## TASK STATEMENT
Wherever the word "which" appears in the entries, copy the whole line.

## AVAILABLE RECORDS
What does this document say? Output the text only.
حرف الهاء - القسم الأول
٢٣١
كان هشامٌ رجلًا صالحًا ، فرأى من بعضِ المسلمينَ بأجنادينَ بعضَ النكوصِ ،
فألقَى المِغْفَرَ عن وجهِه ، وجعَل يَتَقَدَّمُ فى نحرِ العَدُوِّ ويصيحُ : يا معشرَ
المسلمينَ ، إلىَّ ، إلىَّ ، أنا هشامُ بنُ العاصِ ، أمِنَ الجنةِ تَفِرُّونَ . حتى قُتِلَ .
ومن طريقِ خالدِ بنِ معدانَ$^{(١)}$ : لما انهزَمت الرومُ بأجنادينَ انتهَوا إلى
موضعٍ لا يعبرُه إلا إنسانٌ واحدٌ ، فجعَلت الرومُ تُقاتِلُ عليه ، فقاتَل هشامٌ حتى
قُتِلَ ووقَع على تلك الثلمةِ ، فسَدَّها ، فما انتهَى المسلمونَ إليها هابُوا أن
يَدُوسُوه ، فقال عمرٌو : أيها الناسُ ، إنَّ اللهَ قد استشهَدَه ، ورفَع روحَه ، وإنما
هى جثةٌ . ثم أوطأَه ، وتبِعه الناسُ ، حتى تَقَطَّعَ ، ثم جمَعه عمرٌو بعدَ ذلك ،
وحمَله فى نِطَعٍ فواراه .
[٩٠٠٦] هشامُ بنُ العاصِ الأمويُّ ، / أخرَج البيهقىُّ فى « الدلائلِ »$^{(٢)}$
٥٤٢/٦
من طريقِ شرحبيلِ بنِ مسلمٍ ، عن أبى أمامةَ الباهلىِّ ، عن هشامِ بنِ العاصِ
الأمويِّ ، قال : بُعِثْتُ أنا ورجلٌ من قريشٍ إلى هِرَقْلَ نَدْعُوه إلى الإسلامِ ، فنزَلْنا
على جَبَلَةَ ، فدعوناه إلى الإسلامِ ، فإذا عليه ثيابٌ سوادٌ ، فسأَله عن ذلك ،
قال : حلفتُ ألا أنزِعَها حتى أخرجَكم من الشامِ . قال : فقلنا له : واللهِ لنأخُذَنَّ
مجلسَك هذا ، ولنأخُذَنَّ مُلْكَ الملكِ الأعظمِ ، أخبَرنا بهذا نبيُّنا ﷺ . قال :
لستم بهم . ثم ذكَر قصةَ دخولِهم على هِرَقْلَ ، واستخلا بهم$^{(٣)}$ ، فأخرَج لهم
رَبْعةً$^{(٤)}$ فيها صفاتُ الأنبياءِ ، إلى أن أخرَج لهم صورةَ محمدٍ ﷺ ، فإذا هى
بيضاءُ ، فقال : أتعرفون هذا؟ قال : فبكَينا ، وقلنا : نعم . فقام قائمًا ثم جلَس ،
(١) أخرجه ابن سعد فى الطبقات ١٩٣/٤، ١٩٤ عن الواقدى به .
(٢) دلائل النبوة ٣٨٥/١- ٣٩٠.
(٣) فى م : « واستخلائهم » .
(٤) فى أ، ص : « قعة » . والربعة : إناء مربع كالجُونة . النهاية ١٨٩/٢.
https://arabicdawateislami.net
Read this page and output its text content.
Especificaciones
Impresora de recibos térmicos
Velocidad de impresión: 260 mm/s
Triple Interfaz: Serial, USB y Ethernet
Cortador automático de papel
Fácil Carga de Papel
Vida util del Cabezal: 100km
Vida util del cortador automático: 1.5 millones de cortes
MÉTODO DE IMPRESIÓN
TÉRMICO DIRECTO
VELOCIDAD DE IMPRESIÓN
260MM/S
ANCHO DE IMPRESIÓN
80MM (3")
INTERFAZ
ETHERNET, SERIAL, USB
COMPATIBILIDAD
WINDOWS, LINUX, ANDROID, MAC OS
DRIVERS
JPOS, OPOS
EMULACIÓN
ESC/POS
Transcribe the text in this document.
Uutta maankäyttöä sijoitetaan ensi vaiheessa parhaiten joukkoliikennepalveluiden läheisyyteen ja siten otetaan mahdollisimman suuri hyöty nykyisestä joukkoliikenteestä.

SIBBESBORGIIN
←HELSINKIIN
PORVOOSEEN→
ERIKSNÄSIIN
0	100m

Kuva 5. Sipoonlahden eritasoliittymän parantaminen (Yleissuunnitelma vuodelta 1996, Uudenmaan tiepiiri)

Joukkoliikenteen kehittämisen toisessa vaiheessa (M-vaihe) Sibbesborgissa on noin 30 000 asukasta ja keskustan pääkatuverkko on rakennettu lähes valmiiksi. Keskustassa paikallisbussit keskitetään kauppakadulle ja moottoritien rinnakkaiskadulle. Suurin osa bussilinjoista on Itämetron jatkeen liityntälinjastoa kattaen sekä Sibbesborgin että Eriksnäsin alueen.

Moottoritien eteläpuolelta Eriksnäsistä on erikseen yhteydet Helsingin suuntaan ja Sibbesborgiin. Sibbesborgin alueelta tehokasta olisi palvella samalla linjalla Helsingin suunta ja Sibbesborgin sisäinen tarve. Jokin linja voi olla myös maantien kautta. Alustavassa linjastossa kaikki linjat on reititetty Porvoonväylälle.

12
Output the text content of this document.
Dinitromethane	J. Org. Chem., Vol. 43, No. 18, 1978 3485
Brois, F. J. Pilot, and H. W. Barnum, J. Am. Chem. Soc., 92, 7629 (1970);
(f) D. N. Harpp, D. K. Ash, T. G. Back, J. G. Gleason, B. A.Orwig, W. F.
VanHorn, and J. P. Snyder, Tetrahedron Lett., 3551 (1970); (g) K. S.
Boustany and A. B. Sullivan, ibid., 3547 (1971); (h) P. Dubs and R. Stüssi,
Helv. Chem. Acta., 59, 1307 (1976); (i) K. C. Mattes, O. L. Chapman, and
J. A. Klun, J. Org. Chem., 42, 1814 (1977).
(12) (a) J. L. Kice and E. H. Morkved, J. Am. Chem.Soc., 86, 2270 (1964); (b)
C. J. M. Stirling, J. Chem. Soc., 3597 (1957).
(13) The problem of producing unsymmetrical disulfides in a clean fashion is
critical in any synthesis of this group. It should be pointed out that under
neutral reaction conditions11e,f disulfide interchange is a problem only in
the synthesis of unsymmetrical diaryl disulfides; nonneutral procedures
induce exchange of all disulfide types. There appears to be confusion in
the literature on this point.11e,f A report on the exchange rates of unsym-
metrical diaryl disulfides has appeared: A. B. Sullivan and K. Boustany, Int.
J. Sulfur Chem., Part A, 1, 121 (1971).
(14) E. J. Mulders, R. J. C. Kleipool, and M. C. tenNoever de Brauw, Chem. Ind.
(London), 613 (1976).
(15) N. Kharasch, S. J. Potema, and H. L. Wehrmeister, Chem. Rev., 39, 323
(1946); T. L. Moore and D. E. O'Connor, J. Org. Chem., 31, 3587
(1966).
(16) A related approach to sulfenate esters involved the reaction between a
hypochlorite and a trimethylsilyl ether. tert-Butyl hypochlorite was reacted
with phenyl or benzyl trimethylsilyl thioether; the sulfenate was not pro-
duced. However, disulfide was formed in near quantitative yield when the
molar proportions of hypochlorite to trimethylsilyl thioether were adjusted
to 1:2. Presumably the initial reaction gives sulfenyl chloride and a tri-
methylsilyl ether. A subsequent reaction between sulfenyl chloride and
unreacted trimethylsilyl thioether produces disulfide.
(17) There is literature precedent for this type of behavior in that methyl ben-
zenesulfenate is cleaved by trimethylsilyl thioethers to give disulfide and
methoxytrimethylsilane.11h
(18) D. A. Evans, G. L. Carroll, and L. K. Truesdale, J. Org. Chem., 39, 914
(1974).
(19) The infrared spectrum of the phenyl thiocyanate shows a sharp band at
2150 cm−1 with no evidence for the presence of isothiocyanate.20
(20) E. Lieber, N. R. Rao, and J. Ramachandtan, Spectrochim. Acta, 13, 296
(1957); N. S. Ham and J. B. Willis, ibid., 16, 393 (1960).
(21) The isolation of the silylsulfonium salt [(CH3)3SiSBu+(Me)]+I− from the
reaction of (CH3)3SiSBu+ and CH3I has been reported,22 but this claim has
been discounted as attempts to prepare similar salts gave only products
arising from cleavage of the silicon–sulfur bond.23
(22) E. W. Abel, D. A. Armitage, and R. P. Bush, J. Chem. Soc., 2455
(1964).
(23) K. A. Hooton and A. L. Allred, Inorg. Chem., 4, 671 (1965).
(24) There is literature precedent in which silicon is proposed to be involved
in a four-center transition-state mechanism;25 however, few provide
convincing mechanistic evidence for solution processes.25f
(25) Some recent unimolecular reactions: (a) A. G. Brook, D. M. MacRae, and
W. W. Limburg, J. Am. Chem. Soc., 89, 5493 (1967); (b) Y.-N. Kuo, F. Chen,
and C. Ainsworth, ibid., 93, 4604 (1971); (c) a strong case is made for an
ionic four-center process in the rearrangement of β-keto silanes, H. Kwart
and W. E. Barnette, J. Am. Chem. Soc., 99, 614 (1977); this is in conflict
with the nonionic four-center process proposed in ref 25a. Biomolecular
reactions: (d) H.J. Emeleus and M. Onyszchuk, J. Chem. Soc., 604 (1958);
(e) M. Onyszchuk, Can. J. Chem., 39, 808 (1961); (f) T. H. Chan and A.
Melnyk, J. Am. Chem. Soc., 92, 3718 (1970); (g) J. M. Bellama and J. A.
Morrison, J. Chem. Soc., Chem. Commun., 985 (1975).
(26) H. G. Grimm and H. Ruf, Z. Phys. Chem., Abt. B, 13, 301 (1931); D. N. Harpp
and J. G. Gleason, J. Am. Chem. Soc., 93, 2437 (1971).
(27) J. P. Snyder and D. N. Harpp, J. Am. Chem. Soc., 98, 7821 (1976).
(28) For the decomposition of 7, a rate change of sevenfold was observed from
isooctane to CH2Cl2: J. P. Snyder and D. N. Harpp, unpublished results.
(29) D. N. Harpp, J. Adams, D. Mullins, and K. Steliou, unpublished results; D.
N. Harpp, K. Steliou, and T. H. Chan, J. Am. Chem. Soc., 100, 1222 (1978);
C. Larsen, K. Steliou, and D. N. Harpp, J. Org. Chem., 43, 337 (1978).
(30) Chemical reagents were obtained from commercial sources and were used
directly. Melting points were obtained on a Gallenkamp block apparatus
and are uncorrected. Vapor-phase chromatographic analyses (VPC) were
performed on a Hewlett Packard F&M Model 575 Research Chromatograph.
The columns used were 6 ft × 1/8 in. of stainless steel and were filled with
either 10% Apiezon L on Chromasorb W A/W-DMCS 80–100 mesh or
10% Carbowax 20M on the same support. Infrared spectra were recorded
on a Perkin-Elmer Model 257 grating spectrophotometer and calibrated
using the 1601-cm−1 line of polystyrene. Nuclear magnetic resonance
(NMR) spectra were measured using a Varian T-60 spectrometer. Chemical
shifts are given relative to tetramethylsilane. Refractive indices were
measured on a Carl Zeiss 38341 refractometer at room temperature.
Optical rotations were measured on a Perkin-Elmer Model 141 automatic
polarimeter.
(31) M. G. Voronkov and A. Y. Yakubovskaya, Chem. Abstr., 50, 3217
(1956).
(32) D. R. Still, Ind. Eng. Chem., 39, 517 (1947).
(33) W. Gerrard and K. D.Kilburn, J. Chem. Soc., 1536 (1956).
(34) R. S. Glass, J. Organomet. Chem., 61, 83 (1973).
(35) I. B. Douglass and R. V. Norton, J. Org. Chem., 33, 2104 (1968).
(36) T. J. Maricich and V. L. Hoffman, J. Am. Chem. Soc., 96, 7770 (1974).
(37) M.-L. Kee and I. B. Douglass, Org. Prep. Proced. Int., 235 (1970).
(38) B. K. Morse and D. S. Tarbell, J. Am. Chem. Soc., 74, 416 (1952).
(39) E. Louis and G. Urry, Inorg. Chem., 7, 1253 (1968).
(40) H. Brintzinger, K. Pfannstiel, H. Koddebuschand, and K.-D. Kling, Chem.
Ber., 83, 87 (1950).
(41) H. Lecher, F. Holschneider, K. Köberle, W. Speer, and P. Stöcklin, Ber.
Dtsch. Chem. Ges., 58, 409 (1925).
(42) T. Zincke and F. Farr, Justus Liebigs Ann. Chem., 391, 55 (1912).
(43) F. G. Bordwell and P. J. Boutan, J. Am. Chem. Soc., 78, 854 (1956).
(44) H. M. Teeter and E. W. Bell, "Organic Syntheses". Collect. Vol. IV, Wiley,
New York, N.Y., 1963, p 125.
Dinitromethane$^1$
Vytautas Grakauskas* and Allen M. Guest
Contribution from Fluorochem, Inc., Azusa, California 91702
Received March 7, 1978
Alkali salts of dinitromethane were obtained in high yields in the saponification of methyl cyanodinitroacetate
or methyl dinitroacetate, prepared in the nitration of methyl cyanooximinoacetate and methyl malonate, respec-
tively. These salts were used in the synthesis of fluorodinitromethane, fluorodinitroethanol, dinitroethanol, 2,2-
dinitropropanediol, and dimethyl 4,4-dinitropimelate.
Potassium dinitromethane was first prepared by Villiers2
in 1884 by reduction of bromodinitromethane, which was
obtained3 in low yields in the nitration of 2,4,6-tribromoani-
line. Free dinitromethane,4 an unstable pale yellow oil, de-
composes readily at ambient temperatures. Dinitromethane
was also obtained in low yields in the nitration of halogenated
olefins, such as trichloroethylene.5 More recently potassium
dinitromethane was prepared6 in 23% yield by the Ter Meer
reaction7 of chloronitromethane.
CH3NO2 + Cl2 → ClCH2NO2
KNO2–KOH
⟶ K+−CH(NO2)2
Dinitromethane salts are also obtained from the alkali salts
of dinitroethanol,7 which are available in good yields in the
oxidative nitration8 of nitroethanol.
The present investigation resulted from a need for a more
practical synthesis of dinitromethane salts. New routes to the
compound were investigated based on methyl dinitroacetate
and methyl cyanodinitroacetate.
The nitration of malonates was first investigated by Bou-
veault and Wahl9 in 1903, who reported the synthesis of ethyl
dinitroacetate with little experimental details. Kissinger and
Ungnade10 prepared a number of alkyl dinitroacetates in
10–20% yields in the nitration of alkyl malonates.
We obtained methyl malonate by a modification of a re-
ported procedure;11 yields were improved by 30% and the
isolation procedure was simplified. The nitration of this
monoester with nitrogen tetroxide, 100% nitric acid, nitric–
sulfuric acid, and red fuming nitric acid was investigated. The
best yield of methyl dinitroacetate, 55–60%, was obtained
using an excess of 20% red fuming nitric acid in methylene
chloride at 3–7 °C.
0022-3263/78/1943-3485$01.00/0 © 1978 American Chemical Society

## EXERCISE OUTPUT
(24) There is literature precedent in which silicon is proposed to be involved
in 1884 by reduction of bromodinitromethane, which was
of dinitroethanol,7 which are available in good yields in the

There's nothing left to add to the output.